Data provided
+--

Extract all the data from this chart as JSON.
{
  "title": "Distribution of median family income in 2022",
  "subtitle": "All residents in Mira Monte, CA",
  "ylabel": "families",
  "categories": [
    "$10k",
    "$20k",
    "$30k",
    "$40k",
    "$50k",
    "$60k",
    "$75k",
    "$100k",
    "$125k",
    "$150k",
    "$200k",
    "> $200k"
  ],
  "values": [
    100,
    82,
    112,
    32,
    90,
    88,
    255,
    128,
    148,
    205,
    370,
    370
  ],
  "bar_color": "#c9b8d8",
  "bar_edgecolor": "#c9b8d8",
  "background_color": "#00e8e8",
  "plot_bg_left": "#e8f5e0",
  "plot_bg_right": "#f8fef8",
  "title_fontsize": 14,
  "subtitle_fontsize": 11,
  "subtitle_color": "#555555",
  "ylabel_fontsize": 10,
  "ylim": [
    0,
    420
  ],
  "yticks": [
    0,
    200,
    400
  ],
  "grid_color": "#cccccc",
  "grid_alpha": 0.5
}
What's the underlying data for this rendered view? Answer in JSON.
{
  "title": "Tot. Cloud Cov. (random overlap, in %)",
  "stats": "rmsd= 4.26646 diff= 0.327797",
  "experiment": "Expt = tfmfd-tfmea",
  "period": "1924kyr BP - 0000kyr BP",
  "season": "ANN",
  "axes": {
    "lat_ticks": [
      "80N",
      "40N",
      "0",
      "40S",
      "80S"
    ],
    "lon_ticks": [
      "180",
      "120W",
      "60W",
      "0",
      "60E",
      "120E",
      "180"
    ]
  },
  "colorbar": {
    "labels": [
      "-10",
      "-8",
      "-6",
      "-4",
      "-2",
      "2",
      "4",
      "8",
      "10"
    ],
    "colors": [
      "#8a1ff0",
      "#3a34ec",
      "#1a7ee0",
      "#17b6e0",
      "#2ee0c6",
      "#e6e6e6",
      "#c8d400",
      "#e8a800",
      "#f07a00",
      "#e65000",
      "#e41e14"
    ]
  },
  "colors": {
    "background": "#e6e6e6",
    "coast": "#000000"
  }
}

+--

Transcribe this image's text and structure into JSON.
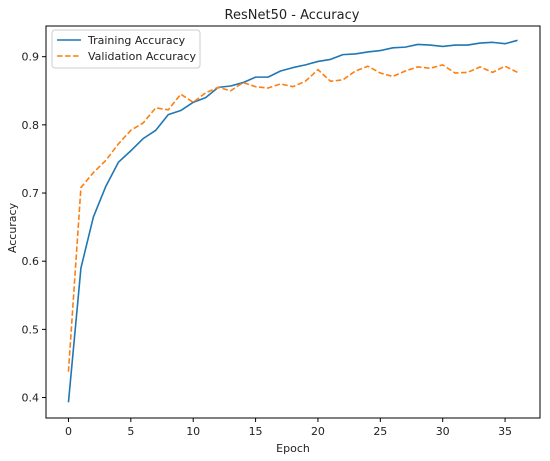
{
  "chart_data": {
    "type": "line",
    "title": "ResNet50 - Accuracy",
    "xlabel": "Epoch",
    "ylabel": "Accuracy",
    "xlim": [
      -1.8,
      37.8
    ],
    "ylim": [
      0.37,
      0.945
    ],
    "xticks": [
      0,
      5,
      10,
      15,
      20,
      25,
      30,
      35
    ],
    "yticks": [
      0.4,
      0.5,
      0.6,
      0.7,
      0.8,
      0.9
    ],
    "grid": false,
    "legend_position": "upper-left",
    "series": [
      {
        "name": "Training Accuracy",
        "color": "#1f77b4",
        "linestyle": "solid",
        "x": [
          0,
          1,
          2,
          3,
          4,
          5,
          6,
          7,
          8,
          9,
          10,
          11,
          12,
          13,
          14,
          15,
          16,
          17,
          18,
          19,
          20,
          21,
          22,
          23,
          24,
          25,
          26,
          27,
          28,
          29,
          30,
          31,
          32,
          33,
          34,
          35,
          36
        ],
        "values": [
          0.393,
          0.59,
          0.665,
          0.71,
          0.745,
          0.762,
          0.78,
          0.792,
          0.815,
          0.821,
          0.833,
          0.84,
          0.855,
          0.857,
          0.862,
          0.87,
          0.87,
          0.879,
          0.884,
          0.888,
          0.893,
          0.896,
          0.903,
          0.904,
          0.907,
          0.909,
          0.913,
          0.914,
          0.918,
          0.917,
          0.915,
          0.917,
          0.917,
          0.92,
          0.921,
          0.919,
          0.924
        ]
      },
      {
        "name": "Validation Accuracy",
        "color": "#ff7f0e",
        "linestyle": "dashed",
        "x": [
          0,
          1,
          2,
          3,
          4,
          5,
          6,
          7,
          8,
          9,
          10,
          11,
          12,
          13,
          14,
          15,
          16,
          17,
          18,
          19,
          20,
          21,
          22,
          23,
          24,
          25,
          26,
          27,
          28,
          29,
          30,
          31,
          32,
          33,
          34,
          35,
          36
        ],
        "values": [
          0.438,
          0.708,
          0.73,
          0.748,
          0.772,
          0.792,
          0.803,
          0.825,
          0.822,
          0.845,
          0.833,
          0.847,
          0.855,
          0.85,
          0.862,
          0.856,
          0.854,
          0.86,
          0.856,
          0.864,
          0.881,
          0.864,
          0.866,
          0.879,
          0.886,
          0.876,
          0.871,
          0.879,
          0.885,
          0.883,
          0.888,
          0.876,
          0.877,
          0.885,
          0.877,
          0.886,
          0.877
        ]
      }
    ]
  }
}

+--

From the records above, pick out and copy each line holding the word "name".

        "name": "Training Accuracy",
        "name": "Validation Accuracy",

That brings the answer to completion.